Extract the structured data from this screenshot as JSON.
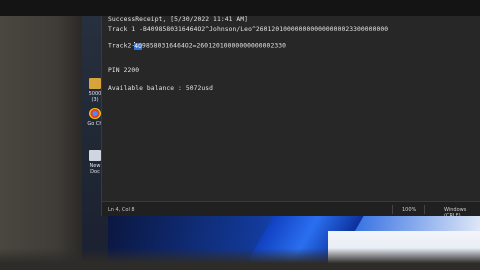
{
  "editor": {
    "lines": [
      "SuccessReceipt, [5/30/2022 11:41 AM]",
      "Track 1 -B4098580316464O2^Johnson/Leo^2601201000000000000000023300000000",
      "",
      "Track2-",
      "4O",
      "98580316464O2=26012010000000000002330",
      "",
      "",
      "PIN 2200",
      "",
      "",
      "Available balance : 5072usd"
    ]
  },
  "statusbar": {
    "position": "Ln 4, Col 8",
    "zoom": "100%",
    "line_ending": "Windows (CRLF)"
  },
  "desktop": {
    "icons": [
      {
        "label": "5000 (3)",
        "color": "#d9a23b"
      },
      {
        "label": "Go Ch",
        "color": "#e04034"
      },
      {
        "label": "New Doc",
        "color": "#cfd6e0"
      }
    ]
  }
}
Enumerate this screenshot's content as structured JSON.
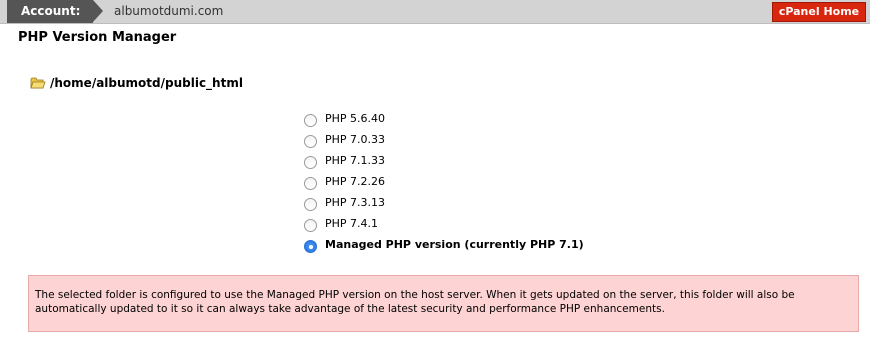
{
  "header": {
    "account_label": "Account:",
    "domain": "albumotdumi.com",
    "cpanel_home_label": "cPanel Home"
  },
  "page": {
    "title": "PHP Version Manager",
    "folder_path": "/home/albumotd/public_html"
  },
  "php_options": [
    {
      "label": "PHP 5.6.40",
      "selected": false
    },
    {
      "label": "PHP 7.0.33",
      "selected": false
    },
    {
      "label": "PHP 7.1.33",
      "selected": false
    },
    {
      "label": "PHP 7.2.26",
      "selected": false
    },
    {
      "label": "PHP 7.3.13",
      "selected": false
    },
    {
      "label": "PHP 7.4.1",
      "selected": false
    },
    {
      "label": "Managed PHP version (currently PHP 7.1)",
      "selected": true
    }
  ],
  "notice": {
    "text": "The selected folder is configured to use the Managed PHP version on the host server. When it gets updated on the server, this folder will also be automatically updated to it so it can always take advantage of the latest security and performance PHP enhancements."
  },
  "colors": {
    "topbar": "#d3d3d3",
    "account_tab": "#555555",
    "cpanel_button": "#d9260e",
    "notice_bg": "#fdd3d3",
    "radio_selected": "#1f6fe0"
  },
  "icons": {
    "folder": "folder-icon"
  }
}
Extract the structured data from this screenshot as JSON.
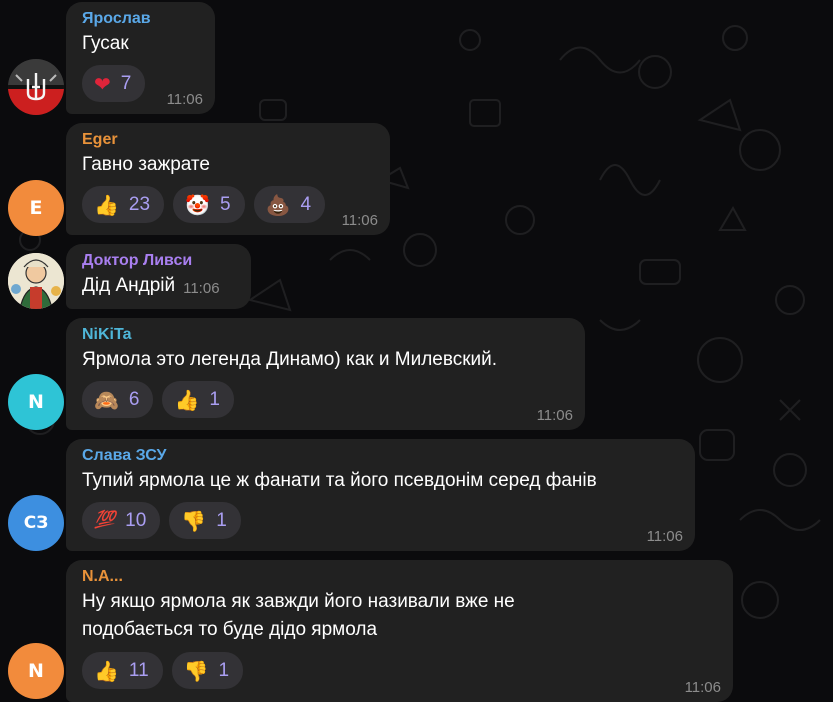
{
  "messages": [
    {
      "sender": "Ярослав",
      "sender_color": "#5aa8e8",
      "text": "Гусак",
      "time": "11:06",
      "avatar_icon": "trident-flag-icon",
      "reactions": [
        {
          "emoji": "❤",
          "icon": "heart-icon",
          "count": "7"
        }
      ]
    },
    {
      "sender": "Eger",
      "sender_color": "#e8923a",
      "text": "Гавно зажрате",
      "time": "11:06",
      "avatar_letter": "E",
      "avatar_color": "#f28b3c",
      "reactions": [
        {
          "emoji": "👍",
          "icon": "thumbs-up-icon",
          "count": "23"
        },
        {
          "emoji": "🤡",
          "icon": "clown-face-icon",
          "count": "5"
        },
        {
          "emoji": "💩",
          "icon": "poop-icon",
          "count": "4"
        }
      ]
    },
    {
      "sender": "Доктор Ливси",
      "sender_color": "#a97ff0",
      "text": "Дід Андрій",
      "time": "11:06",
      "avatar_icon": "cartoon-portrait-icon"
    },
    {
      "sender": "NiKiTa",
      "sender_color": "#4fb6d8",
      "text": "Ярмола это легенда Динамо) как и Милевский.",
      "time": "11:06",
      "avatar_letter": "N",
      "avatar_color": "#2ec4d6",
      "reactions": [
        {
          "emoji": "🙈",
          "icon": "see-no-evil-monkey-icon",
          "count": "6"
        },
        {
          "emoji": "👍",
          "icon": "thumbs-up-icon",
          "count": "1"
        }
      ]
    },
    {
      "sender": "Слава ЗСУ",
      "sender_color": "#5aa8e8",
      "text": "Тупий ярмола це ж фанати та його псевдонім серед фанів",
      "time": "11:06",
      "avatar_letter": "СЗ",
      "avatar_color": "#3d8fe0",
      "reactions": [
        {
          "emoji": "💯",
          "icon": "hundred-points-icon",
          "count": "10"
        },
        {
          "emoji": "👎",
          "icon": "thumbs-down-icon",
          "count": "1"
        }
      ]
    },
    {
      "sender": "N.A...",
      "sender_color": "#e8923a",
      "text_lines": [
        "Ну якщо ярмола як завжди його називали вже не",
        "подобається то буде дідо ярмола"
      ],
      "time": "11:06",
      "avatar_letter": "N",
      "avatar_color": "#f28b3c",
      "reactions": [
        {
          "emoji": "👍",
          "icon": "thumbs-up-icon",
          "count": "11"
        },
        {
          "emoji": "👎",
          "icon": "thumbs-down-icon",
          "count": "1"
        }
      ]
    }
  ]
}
======
▸ **TASK REQUIREMENTS**
Reproduce the full listing above verbatim, with no pictures included.

▸ **FINAL RESULT**
Extract the structured data from this screenshot as JSON.
{
  "editor": {
    "lines": [
      "SuccessReceipt, [5/30/2022 11:41 AM]",
      "Track 1 -B4098580316464O2^Johnson/Leo^2601201000000000000000023300000000",
      "",
      "Track2-",
      "4O",
      "98580316464O2=26012010000000000002330",
      "",
      "",
      "PIN 2200",
      "",
      "",
      "Available balance : 5072usd"
    ]
  },
  "statusbar": {
    "position": "Ln 4, Col 8",
    "zoom": "100%",
    "line_ending": "Windows (CRLF)"
  },
  "desktop": {
    "icons": [
      {
        "label": "5000 (3)",
        "color": "#d9a23b"
      },
      {
        "label": "Go Ch",
        "color": "#e04034"
      },
      {
        "label": "New Doc",
        "color": "#cfd6e0"
      }
    ]
  }
}
Enumerate this screenshot's content as structured JSON.
{
  "header": {
    "account_label": "Account:",
    "domain": "albumotdumi.com",
    "cpanel_home_label": "cPanel Home"
  },
  "page": {
    "title": "PHP Version Manager",
    "folder_path": "/home/albumotd/public_html"
  },
  "php_options": [
    {
      "label": "PHP 5.6.40",
      "selected": false
    },
    {
      "label": "PHP 7.0.33",
      "selected": false
    },
    {
      "label": "PHP 7.1.33",
      "selected": false
    },
    {
      "label": "PHP 7.2.26",
      "selected": false
    },
    {
      "label": "PHP 7.3.13",
      "selected": false
    },
    {
      "label": "PHP 7.4.1",
      "selected": false
    },
    {
      "label": "Managed PHP version (currently PHP 7.1)",
      "selected": true
    }
  ],
  "notice": {
    "text": "The selected folder is configured to use the Managed PHP version on the host server. When it gets updated on the server, this folder will also be automatically updated to it so it can always take advantage of the latest security and performance PHP enhancements."
  },
  "colors": {
    "topbar": "#d3d3d3",
    "account_tab": "#555555",
    "cpanel_button": "#d9260e",
    "notice_bg": "#fdd3d3",
    "radio_selected": "#1f6fe0"
  },
  "icons": {
    "folder": "folder-icon"
  }
}
Extract the structured data from this screenshot as JSON.
{
  "messages": [
    {
      "sender": "Ярослав",
      "sender_color": "#5aa8e8",
      "text": "Гусак",
      "time": "11:06",
      "avatar_icon": "trident-flag-icon",
      "reactions": [
        {
          "emoji": "❤",
          "icon": "heart-icon",
          "count": "7"
        }
      ]
    },
    {
      "sender": "Eger",
      "sender_color": "#e8923a",
      "text": "Гавно зажрате",
      "time": "11:06",
      "avatar_letter": "E",
      "avatar_color": "#f28b3c",
      "reactions": [
        {
          "emoji": "👍",
          "icon": "thumbs-up-icon",
          "count": "23"
        },
        {
          "emoji": "🤡",
          "icon": "clown-face-icon",
          "count": "5"
        },
        {
          "emoji": "💩",
          "icon": "poop-icon",
          "count": "4"
        }
      ]
    },
    {
      "sender": "Доктор Ливси",
      "sender_color": "#a97ff0",
      "text": "Дід Андрій",
      "time": "11:06",
      "avatar_icon": "cartoon-portrait-icon"
    },
    {
      "sender": "NiKiTa",
      "sender_color": "#4fb6d8",
      "text": "Ярмола это легенда Динамо) как и Милевский.",
      "time": "11:06",
      "avatar_letter": "N",
      "avatar_color": "#2ec4d6",
      "reactions": [
        {
          "emoji": "🙈",
          "icon": "see-no-evil-monkey-icon",
          "count": "6"
        },
        {
          "emoji": "👍",
          "icon": "thumbs-up-icon",
          "count": "1"
        }
      ]
    },
    {
      "sender": "Слава ЗСУ",
      "sender_color": "#5aa8e8",
      "text": "Тупий ярмола це ж фанати та його псевдонім серед фанів",
      "time": "11:06",
      "avatar_letter": "СЗ",
      "avatar_color": "#3d8fe0",
      "reactions": [
        {
          "emoji": "💯",
          "icon": "hundred-points-icon",
          "count": "10"
        },
        {
          "emoji": "👎",
          "icon": "thumbs-down-icon",
          "count": "1"
        }
      ]
    },
    {
      "sender": "N.A...",
      "sender_color": "#e8923a",
      "text_lines": [
        "Ну якщо ярмола як завжди його називали вже не",
        "подобається то буде дідо ярмола"
      ],
      "time": "11:06",
      "avatar_letter": "N",
      "avatar_color": "#f28b3c",
      "reactions": [
        {
          "emoji": "👍",
          "icon": "thumbs-up-icon",
          "count": "11"
        },
        {
          "emoji": "👎",
          "icon": "thumbs-down-icon",
          "count": "1"
        }
      ]
    }
  ]
}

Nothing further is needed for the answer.